** BEGIN Dataset **

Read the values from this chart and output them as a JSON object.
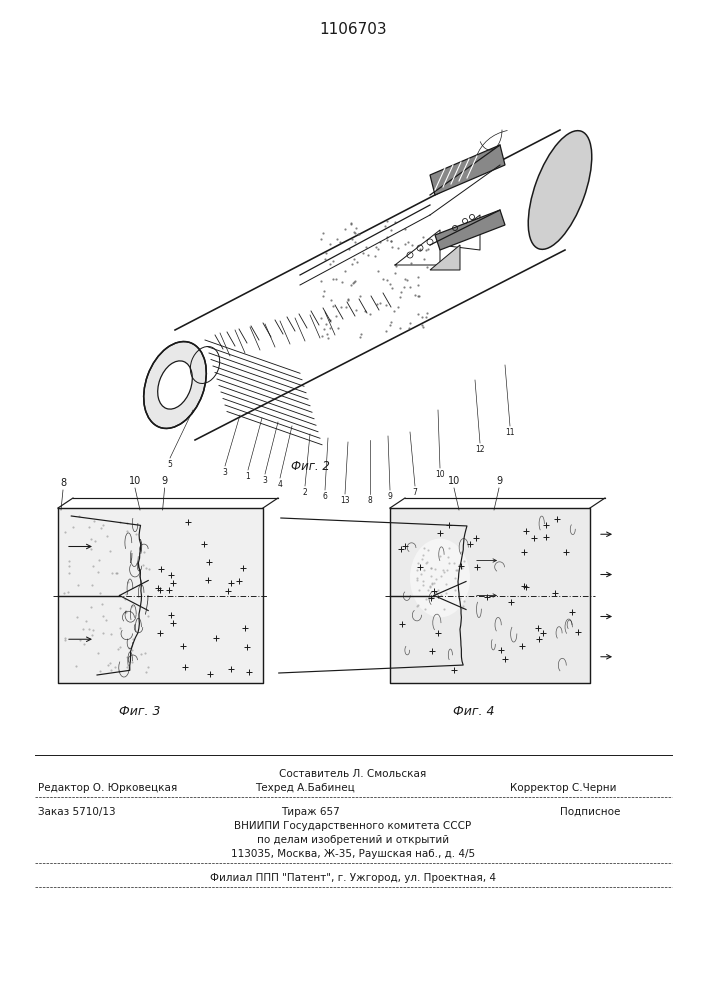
{
  "title": "1106703",
  "fig2_caption": "Фиг. 2",
  "fig3_caption": "Фиг. 3",
  "fig4_caption": "Фиг. 4",
  "footer_line1_center": "Составитель Л. Смольская",
  "footer_line2_left": "Редактор О. Юрковецкая",
  "footer_line2_center": "Техред А.Бабинец",
  "footer_line2_right": "Корректор С.Черни",
  "footer_line3_left": "Заказ 5710/13",
  "footer_line3_center": "Тираж 657",
  "footer_line3_right": "Подписное",
  "footer_line4": "ВНИИПИ Государственного комитета СССР",
  "footer_line5": "по делам изобретений и открытий",
  "footer_line6": "113035, Москва, Ж-35, Раушская наб., д. 4/5",
  "footer_last": "Филиал ППП \"Патент\", г. Ужгород, ул. Проектная, 4",
  "line_color": "#1a1a1a"
}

** END Dataset **

[Exercise details] Reproduce all of the data exactly; the pictures do not belong in the copy.

[Exercise solution]
Read the values from this chart and output them as a JSON object.
{
  "title": "1106703",
  "fig2_caption": "Фиг. 2",
  "fig3_caption": "Фиг. 3",
  "fig4_caption": "Фиг. 4",
  "footer_line1_center": "Составитель Л. Смольская",
  "footer_line2_left": "Редактор О. Юрковецкая",
  "footer_line2_center": "Техред А.Бабинец",
  "footer_line2_right": "Корректор С.Черни",
  "footer_line3_left": "Заказ 5710/13",
  "footer_line3_center": "Тираж 657",
  "footer_line3_right": "Подписное",
  "footer_line4": "ВНИИПИ Государственного комитета СССР",
  "footer_line5": "по делам изобретений и открытий",
  "footer_line6": "113035, Москва, Ж-35, Раушская наб., д. 4/5",
  "footer_last": "Филиал ППП \"Патент\", г. Ужгород, ул. Проектная, 4",
  "line_color": "#1a1a1a"
}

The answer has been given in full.